QUÉ HACER ▸
**1.** Devuelve, sin alterar nada, el fragmento del texto sobre Dinesen que va de "Mucho antes de" a "por Gabriel Axel.".
**2.** Prolonga el texto sobre la vida y la obra de Dinesen a partir de su última oración.

EXTRACTO DE LA PÁGINA ▸
#####

Mucho antes de publicar su obra, a los 27 años, se prometió a su primo lejano el barón Bror Blixen-Finecke, hermano gemelo del que fue el amor (no correspondido) de la autora (a falta del auténtico, un doble). Se casaron en Kenia, donde llegaron para gestionar una plantación de café y donde la escritora recopiló todo el material que después recogió (recolectora, ella) en su obra más famosa: «Memorias de África» («Out of Africa»). Y no fue la única pieza de Dinesen que se llevó al cine: también ocurrió con «Una historia inmortal», de la mano de Orson Welles, o «El festín de Babette», por Gabriel Axel.

#####

DATOS REGISTRADOS ▸
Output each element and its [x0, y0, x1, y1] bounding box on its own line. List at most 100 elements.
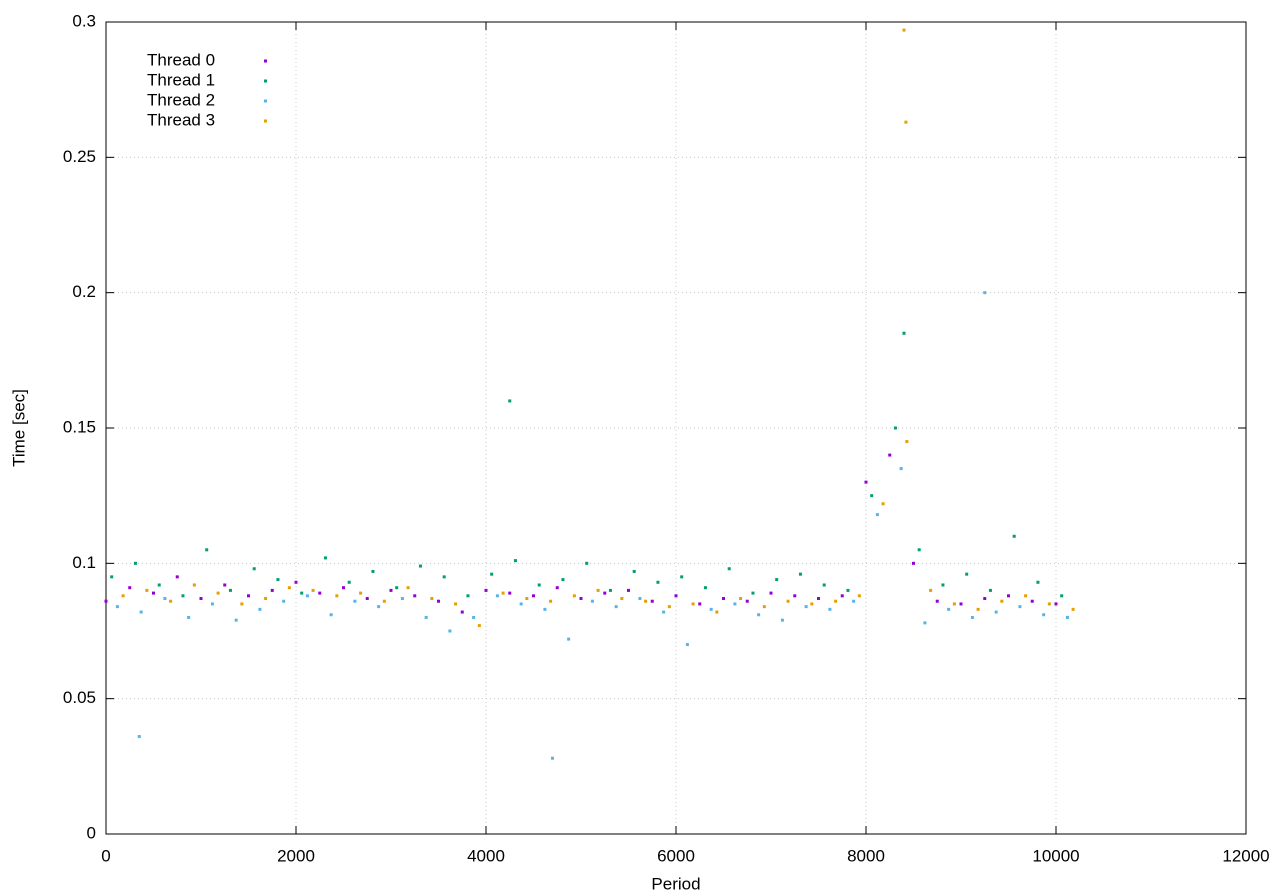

#####

LAS RESPUESTAS ▸
**1.**
Mucho antes de publicar su obra, a los 27 años, se prometió a su primo lejano el barón Bror Blixen-Finecke, hermano gemelo del que fue el amor (no correspondido) de la autora (a falta del auténtico, un doble). Se casaron en Kenia, donde llegaron para gestionar una plantación de café y donde la escritora recopiló todo el material que después recogió (recolectora, ella) en su obra más famosa: «Memorias de África» («Out of Africa»). Y no fue la única pieza de Dinesen que se llevó al cine: también ocurrió con «Una historia inmortal», de la mano de Orson Welles, o «El festín de Babette», por Gabriel Axel.

**2.**
Blixen/Dinesen, dicen sus biógrafos, hablaba de aquella etapa en Kenia como «el fracaso africano» y sin embargo fue la semilla de su éxito literario. Conoció allí también el paraíso, entró en contacto con la naturaleza, con otra cultura y otras lenguas que aprendió, con ella misma («la hermana leona», la apodaron los nativos) y con el amor (sí, el aviador que enamora a Meryl Streep y que encarna Robert Redford en la película dirigida por Sydney Pollack, existió: se llamaba Denys Finch-Hatton, terrateniente colonial, aventurero, piloto y guía de safaris y se mató a bordo de su avión) y luego ella tuvo que marchar, empujada, además, por la caída de los precios del café. Sin embargo, fue allí donde nació su leyenda. Es lo bueno de los artistas, pueden convertir el dolor y la desesperación en auténticas obras de arte: siempre existe la esperanza de construir con el material de la destrucción. La espero, baronesa, en el próximo Carnaval.